**AIM**.
Restate every line of the material, word for word.

— start of EXTRACTED MATERIAL —

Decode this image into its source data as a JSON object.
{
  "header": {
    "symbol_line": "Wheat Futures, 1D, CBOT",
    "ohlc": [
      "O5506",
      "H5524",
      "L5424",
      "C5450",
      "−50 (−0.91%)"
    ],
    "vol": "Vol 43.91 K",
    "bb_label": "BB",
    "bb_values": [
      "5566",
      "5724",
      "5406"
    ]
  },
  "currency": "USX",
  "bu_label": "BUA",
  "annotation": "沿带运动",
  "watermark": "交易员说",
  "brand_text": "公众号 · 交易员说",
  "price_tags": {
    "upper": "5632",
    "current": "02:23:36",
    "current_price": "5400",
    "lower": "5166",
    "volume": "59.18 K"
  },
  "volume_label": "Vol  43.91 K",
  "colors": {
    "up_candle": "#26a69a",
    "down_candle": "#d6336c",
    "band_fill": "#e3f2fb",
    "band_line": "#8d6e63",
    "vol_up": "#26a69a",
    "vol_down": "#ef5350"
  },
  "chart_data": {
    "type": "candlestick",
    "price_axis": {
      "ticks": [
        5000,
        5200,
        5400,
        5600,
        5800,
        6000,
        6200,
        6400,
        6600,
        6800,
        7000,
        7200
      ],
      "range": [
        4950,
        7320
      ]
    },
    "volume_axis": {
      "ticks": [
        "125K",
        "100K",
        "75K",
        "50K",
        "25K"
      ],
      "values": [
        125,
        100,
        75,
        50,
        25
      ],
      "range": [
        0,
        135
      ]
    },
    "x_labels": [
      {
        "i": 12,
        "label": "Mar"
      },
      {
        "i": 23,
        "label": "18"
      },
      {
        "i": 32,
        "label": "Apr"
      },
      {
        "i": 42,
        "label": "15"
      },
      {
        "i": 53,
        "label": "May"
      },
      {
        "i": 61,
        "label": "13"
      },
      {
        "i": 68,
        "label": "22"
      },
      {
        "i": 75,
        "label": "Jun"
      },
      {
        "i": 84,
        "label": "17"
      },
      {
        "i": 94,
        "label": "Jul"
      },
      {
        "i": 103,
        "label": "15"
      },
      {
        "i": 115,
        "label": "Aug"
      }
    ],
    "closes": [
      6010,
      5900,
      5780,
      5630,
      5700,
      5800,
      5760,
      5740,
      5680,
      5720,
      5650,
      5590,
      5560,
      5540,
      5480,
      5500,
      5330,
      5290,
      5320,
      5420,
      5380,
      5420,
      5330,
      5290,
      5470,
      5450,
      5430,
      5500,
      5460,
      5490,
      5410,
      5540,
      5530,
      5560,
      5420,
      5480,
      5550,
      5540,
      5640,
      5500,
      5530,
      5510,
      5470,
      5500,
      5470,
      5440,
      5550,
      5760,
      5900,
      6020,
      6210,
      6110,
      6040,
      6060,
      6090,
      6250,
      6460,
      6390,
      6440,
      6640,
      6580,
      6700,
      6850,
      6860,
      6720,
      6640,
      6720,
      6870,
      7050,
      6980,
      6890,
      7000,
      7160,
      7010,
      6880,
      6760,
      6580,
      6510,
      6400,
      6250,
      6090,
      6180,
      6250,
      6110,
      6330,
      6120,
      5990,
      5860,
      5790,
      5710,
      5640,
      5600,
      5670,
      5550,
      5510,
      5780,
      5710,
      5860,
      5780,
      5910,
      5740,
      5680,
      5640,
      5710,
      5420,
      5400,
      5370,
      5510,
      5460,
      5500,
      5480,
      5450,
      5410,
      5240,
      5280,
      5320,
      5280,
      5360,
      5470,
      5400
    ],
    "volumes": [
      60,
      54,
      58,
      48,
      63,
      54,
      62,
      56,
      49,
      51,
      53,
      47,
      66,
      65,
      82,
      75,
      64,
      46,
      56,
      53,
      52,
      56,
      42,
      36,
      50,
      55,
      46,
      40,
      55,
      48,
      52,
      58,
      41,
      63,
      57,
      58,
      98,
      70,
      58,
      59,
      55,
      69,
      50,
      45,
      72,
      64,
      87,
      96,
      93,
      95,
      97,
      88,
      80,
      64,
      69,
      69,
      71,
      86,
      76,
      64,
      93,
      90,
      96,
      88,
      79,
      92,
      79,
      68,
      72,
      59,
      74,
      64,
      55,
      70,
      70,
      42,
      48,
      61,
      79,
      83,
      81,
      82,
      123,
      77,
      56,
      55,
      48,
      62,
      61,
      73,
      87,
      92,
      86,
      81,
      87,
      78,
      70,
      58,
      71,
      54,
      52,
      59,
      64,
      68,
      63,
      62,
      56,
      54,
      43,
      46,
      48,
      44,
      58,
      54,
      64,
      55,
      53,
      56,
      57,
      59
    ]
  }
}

— end of EXTRACTED MATERIAL —

**ANSWER TO THE TASK**.
Decode this image into its source data as a JSON object.
{
  "header": {
    "symbol_line": "Wheat Futures, 1D, CBOT",
    "ohlc": [
      "O5506",
      "H5524",
      "L5424",
      "C5450",
      "−50 (−0.91%)"
    ],
    "vol": "Vol 43.91 K",
    "bb_label": "BB",
    "bb_values": [
      "5566",
      "5724",
      "5406"
    ]
  },
  "currency": "USX",
  "bu_label": "BUA",
  "annotation": "沿带运动",
  "watermark": "交易员说",
  "brand_text": "公众号 · 交易员说",
  "price_tags": {
    "upper": "5632",
    "current": "02:23:36",
    "current_price": "5400",
    "lower": "5166",
    "volume": "59.18 K"
  },
  "volume_label": "Vol  43.91 K",
  "colors": {
    "up_candle": "#26a69a",
    "down_candle": "#d6336c",
    "band_fill": "#e3f2fb",
    "band_line": "#8d6e63",
    "vol_up": "#26a69a",
    "vol_down": "#ef5350"
  },
  "chart_data": {
    "type": "candlestick",
    "price_axis": {
      "ticks": [
        5000,
        5200,
        5400,
        5600,
        5800,
        6000,
        6200,
        6400,
        6600,
        6800,
        7000,
        7200
      ],
      "range": [
        4950,
        7320
      ]
    },
    "volume_axis": {
      "ticks": [
        "125K",
        "100K",
        "75K",
        "50K",
        "25K"
      ],
      "values": [
        125,
        100,
        75,
        50,
        25
      ],
      "range": [
        0,
        135
      ]
    },
    "x_labels": [
      {
        "i": 12,
        "label": "Mar"
      },
      {
        "i": 23,
        "label": "18"
      },
      {
        "i": 32,
        "label": "Apr"
      },
      {
        "i": 42,
        "label": "15"
      },
      {
        "i": 53,
        "label": "May"
      },
      {
        "i": 61,
        "label": "13"
      },
      {
        "i": 68,
        "label": "22"
      },
      {
        "i": 75,
        "label": "Jun"
      },
      {
        "i": 84,
        "label": "17"
      },
      {
        "i": 94,
        "label": "Jul"
      },
      {
        "i": 103,
        "label": "15"
      },
      {
        "i": 115,
        "label": "Aug"
      }
    ],
    "closes": [
      6010,
      5900,
      5780,
      5630,
      5700,
      5800,
      5760,
      5740,
      5680,
      5720,
      5650,
      5590,
      5560,
      5540,
      5480,
      5500,
      5330,
      5290,
      5320,
      5420,
      5380,
      5420,
      5330,
      5290,
      5470,
      5450,
      5430,
      5500,
      5460,
      5490,
      5410,
      5540,
      5530,
      5560,
      5420,
      5480,
      5550,
      5540,
      5640,
      5500,
      5530,
      5510,
      5470,
      5500,
      5470,
      5440,
      5550,
      5760,
      5900,
      6020,
      6210,
      6110,
      6040,
      6060,
      6090,
      6250,
      6460,
      6390,
      6440,
      6640,
      6580,
      6700,
      6850,
      6860,
      6720,
      6640,
      6720,
      6870,
      7050,
      6980,
      6890,
      7000,
      7160,
      7010,
      6880,
      6760,
      6580,
      6510,
      6400,
      6250,
      6090,
      6180,
      6250,
      6110,
      6330,
      6120,
      5990,
      5860,
      5790,
      5710,
      5640,
      5600,
      5670,
      5550,
      5510,
      5780,
      5710,
      5860,
      5780,
      5910,
      5740,
      5680,
      5640,
      5710,
      5420,
      5400,
      5370,
      5510,
      5460,
      5500,
      5480,
      5450,
      5410,
      5240,
      5280,
      5320,
      5280,
      5360,
      5470,
      5400
    ],
    "volumes": [
      60,
      54,
      58,
      48,
      63,
      54,
      62,
      56,
      49,
      51,
      53,
      47,
      66,
      65,
      82,
      75,
      64,
      46,
      56,
      53,
      52,
      56,
      42,
      36,
      50,
      55,
      46,
      40,
      55,
      48,
      52,
      58,
      41,
      63,
      57,
      58,
      98,
      70,
      58,
      59,
      55,
      69,
      50,
      45,
      72,
      64,
      87,
      96,
      93,
      95,
      97,
      88,
      80,
      64,
      69,
      69,
      71,
      86,
      76,
      64,
      93,
      90,
      96,
      88,
      79,
      92,
      79,
      68,
      72,
      59,
      74,
      64,
      55,
      70,
      70,
      42,
      48,
      61,
      79,
      83,
      81,
      82,
      123,
      77,
      56,
      55,
      48,
      62,
      61,
      73,
      87,
      92,
      86,
      81,
      87,
      78,
      70,
      58,
      71,
      54,
      52,
      59,
      64,
      68,
      63,
      62,
      56,
      54,
      43,
      46,
      48,
      44,
      58,
      54,
      64,
      55,
      53,
      56,
      57,
      59
    ]
  }
}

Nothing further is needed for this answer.